### What to work on
From the defensive programming thread below, reproduce verbatim the passage that opens with the words containing "This is because" and closes with "programming language.".

The confusion between defensive programming and DbC arises because an
(added) code fragment can sometimes be justified by either approach.

For instance, consider the following function
unsigned
factorial(
unsigned n
)
{
assert( n <= 12 ); /* n! needs more than 32 bits for n > 12 */
return n <= 1? 1: n*factorial(n-1);
}

Is the assert() statement an instance of defensive programming, or a
check for the contract conditions?
From:Andrew Peter Marlow
Subject:Re: definition of defensive programming?
Date:Sat, 15 Jan 2005 23:56:04 +0000
On Thu, 13 Jan 2005 11:25:37 -0500, CTips wrote:
> apm35@student.open.ac.uk wrote:
>> I am looking for a definition of "defensive programming" (DP) and am
>> very disappointed in what I find. In general I find very little on the
>> subject. Much of what I find confuses DP with Design by Contract (DbC),
>
> For instance, consider the following function
> unsigned
> factorial(
> unsigned n
> )
> {
> assert( n <= 12 ); /* n! needs more than 32 bits for n > 12 */
> return n <= 1? 1: n*factorial(n-1);
> }
>
> Is the assert() statement an instance of defensive programming, or a
> check for the contract conditions?

The above is DbC. The assert is being used to check the precondition.

-Andrew Marlow
From:CTips
Subject:Re: definition of defensive programming?
Date:Sun, 16 Jan 2005 10:29:44 -0500
Andrew Peter Marlow wrote:
> On Thu, 13 Jan 2005 11:25:37 -0500, CTips wrote:
>
>>apm35@student.open.ac.uk wrote:
>>
>>>I am looking for a definition of "defensive programming" (DP) and am
>>>very disappointed in what I find. In general I find very little on the
>>>subject. Much of what I find confuses DP with Design by Contract (DbC),
>>
>>For instance, consider the following function
>> unsigned
>> factorial(
>> unsigned n
>> )
>> {
>> assert( n <= 12 ); /* n! needs more than 32 bits for n > 12 */
>> return n <= 1? 1: n*factorial(n-1);
>> }
>>
>>Is the assert() statement an instance of defensive programming, or a
>>check for the contract conditions?
>
>
> The above is DbC. The assert is being used to check the precondition.
>
> -Andrew Marlow
>

What if the requirement on the factorial() is that n <= 10?

In that case DbC would add:
assert( n <= 10 );
NOT
assert( n <= 12 );

In other words, you can't tell whether the assert() was added for DbC or DP.
From:Marc Girod
Subject:Re: definition of defensive programming?
Date:Sun, 16 Jan 2005 16:08:23 GMT
>>>>> "CTips" == CTips writes:

CTips> In other words, you can't tell whether the assert() was added
CTips> for DbC or DP.

This is because DbC has drifted from its original goals.
The intention was not to add explicit code which would be checked
dynamically.

This is what I got from Meyer's /Introduction to the Theory of
Programming Languages/, the chapter on /Axiomatizing programming
languages/ about the difference between assertions and boolean
expressions, pp 312-313:

.. Boolean expressions appear *in* programs: they belong to the
programming language.
.. Assertions express properties *about* programs: they belong to the
formulae of the axiomatic theory.

[Data listing]

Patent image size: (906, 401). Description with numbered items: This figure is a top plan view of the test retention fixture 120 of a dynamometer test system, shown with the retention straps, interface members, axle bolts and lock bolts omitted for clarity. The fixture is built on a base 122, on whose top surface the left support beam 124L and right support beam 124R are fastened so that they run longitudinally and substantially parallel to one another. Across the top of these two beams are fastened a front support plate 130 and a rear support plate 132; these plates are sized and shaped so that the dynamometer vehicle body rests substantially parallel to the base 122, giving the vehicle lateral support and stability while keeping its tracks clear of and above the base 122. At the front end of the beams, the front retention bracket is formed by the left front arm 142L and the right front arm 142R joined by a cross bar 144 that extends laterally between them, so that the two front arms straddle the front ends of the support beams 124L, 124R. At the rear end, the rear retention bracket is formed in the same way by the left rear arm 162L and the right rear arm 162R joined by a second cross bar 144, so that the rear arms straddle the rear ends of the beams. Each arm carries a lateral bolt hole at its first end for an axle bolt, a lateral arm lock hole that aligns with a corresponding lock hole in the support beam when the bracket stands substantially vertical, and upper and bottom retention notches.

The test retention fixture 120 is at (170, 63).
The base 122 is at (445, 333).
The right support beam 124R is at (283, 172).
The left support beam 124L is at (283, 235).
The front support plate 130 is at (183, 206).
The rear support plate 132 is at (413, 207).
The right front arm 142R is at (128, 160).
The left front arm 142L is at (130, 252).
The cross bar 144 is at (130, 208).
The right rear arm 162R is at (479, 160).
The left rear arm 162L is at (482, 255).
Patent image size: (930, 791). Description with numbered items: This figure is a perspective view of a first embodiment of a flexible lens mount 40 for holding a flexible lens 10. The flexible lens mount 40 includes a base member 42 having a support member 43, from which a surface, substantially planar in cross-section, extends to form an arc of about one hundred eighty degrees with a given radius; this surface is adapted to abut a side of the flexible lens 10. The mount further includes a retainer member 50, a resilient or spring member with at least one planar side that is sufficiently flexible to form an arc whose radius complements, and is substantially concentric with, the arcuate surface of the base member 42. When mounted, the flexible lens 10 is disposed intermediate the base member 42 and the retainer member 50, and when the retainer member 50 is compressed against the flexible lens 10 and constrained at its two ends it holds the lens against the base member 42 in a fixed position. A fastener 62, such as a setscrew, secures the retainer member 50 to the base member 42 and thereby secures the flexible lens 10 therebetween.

### Correct response
This is because DbC has drifted from its original goals.
The intention was not to add explicit code which would be checked
dynamically.

This is what I got from Meyer's /Introduction to the Theory of
Programming Languages/, the chapter on /Axiomatizing programming
languages/ about the difference between assertions and boolean
expressions, pp 312-313:

.. Boolean expressions appear *in* programs: they belong to the
programming language.